Task goal — Drop every picture and give the entries back exactly.

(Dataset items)

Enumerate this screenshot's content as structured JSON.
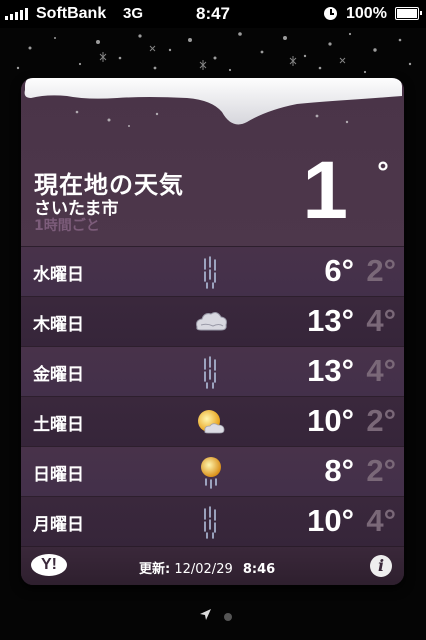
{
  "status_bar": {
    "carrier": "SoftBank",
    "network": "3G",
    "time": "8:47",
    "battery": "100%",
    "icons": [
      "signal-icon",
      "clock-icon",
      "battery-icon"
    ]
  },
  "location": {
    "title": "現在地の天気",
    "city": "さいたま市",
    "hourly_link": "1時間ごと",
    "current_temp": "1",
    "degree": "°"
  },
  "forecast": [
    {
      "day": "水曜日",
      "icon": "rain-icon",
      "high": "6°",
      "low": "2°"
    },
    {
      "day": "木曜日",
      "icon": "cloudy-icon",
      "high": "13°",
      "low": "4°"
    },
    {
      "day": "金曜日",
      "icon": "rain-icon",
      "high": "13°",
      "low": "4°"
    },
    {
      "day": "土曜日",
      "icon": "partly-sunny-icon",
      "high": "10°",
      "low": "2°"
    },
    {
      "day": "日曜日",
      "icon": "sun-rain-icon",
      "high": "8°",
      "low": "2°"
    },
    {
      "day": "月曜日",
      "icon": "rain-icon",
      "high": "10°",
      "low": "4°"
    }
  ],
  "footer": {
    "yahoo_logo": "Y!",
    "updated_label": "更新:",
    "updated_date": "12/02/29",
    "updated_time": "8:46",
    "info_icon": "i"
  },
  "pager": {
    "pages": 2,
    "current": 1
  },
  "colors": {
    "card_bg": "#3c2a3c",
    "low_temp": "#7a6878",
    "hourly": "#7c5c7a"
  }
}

Correct response —
Enumerate this screenshot's content as structured JSON.
{
  "status_bar": {
    "carrier": "SoftBank",
    "network": "3G",
    "time": "8:47",
    "battery": "100%",
    "icons": [
      "signal-icon",
      "clock-icon",
      "battery-icon"
    ]
  },
  "location": {
    "title": "現在地の天気",
    "city": "さいたま市",
    "hourly_link": "1時間ごと",
    "current_temp": "1",
    "degree": "°"
  },
  "forecast": [
    {
      "day": "水曜日",
      "icon": "rain-icon",
      "high": "6°",
      "low": "2°"
    },
    {
      "day": "木曜日",
      "icon": "cloudy-icon",
      "high": "13°",
      "low": "4°"
    },
    {
      "day": "金曜日",
      "icon": "rain-icon",
      "high": "13°",
      "low": "4°"
    },
    {
      "day": "土曜日",
      "icon": "partly-sunny-icon",
      "high": "10°",
      "low": "2°"
    },
    {
      "day": "日曜日",
      "icon": "sun-rain-icon",
      "high": "8°",
      "low": "2°"
    },
    {
      "day": "月曜日",
      "icon": "rain-icon",
      "high": "10°",
      "low": "4°"
    }
  ],
  "footer": {
    "yahoo_logo": "Y!",
    "updated_label": "更新:",
    "updated_date": "12/02/29",
    "updated_time": "8:46",
    "info_icon": "i"
  },
  "pager": {
    "pages": 2,
    "current": 1
  },
  "colors": {
    "card_bg": "#3c2a3c",
    "low_temp": "#7a6878",
    "hourly": "#7c5c7a"
  }
}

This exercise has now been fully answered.